**BRIEF:**
Search the material for the word "data" and copy each line that holds it.

**THE INPUT:**
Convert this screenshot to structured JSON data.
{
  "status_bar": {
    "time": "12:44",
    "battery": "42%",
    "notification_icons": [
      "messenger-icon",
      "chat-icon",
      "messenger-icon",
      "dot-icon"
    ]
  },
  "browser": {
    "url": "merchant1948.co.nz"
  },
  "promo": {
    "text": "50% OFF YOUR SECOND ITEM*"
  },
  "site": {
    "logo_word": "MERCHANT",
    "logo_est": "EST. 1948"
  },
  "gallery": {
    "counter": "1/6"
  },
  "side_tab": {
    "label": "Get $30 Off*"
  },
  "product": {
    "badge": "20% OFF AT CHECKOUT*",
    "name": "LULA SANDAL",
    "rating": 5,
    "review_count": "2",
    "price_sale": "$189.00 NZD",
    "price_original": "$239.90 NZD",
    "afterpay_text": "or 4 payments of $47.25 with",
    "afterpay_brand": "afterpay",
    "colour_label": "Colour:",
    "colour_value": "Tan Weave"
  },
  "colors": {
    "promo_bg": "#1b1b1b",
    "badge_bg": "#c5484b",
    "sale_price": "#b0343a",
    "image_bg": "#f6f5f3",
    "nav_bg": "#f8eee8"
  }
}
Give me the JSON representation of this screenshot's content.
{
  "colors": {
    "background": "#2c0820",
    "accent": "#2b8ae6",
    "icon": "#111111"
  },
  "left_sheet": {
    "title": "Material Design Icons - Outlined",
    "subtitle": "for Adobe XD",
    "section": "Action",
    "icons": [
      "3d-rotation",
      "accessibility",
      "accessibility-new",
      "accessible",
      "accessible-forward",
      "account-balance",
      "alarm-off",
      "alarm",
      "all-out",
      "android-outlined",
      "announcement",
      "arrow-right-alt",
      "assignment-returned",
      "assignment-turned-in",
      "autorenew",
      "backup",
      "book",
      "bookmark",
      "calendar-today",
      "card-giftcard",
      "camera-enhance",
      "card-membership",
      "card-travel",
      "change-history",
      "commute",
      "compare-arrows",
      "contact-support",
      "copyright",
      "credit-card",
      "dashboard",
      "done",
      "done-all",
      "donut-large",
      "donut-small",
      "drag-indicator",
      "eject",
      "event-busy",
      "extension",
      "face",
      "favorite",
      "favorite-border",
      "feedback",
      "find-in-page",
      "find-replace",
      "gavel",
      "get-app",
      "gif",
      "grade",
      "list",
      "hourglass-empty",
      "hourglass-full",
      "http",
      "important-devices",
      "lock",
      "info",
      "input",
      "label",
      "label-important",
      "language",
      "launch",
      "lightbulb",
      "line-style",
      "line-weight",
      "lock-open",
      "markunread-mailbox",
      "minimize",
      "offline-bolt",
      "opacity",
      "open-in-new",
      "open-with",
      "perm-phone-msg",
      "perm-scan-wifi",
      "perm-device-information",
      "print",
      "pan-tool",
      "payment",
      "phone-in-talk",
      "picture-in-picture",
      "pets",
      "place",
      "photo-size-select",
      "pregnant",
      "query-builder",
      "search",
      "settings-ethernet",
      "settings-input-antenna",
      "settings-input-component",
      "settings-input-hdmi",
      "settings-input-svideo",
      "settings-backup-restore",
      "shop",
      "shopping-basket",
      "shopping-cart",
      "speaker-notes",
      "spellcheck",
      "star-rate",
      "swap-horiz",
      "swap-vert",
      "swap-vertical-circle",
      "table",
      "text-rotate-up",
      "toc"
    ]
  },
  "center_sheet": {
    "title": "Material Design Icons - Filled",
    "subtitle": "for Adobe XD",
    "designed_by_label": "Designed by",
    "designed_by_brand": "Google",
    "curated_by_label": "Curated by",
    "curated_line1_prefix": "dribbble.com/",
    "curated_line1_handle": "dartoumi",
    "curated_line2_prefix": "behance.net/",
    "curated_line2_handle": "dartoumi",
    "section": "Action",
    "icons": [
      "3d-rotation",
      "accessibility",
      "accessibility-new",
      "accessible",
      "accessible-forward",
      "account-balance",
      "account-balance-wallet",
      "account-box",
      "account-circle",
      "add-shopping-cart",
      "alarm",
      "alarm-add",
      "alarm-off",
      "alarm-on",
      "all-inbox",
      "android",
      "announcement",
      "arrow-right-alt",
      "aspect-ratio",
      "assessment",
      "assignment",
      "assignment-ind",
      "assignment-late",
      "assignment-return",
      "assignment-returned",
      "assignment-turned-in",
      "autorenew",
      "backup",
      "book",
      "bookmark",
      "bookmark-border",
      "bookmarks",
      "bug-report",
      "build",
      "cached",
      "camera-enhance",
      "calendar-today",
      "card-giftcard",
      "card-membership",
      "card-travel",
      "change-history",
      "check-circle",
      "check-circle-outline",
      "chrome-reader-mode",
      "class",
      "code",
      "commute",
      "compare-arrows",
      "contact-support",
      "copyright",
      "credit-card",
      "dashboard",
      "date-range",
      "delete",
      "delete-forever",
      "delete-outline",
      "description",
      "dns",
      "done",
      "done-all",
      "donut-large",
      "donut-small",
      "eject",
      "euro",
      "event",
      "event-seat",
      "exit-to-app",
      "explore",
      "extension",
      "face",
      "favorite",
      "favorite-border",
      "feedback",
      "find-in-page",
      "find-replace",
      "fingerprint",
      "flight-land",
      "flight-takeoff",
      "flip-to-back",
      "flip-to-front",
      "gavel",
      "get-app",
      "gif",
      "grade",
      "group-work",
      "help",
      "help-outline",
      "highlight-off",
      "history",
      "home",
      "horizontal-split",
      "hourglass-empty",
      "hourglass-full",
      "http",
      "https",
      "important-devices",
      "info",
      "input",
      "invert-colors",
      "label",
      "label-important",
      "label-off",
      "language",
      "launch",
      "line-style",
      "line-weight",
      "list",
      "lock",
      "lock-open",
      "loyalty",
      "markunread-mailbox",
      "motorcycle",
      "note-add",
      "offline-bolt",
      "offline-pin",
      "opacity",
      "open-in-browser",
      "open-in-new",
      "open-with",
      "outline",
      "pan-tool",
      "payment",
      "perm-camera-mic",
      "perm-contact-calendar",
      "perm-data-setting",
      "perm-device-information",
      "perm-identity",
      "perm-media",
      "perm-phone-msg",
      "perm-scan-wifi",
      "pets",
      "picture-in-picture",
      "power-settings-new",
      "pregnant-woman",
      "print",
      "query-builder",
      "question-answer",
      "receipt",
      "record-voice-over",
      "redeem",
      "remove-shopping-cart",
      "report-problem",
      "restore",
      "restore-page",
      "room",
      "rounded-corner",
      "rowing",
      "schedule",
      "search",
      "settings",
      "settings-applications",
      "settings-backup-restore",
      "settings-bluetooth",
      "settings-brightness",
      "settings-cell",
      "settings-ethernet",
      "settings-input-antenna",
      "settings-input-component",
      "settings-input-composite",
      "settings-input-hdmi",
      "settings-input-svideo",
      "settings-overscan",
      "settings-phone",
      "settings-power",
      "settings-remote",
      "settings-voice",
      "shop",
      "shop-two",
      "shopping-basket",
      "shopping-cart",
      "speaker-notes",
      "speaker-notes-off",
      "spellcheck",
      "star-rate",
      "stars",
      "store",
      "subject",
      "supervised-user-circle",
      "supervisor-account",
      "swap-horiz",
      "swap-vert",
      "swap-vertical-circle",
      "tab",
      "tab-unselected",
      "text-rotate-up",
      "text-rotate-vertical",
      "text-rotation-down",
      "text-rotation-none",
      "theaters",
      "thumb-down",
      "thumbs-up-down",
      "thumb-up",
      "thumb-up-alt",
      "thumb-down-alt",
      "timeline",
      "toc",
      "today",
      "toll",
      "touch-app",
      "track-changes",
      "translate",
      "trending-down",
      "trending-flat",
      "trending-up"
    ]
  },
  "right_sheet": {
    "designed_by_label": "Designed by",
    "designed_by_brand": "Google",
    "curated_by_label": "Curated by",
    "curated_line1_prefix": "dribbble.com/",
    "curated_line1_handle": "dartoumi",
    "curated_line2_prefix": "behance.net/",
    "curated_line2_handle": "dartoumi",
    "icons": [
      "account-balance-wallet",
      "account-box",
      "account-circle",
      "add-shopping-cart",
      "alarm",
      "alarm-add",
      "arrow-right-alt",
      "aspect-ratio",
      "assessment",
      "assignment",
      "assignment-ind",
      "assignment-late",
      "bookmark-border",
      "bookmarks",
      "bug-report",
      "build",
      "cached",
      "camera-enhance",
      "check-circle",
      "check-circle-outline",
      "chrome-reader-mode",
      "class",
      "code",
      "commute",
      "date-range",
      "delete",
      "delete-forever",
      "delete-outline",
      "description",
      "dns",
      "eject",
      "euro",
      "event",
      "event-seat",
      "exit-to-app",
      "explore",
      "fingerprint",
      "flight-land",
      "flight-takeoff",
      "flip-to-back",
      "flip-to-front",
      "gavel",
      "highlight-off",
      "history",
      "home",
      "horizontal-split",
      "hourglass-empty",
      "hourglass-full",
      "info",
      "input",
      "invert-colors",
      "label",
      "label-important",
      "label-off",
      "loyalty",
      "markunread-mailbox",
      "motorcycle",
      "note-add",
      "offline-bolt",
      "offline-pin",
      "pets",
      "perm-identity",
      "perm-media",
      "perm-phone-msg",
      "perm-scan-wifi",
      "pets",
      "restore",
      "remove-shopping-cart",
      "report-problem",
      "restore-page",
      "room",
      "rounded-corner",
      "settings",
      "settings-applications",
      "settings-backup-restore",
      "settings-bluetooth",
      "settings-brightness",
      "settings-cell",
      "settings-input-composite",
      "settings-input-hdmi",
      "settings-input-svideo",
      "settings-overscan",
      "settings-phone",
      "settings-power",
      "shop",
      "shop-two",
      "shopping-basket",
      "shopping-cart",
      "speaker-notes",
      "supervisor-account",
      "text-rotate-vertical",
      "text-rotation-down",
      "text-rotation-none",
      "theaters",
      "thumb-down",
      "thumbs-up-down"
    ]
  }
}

**THE REPLY:**
Convert this screenshot to structured JSON data.
      "perm-data-setting",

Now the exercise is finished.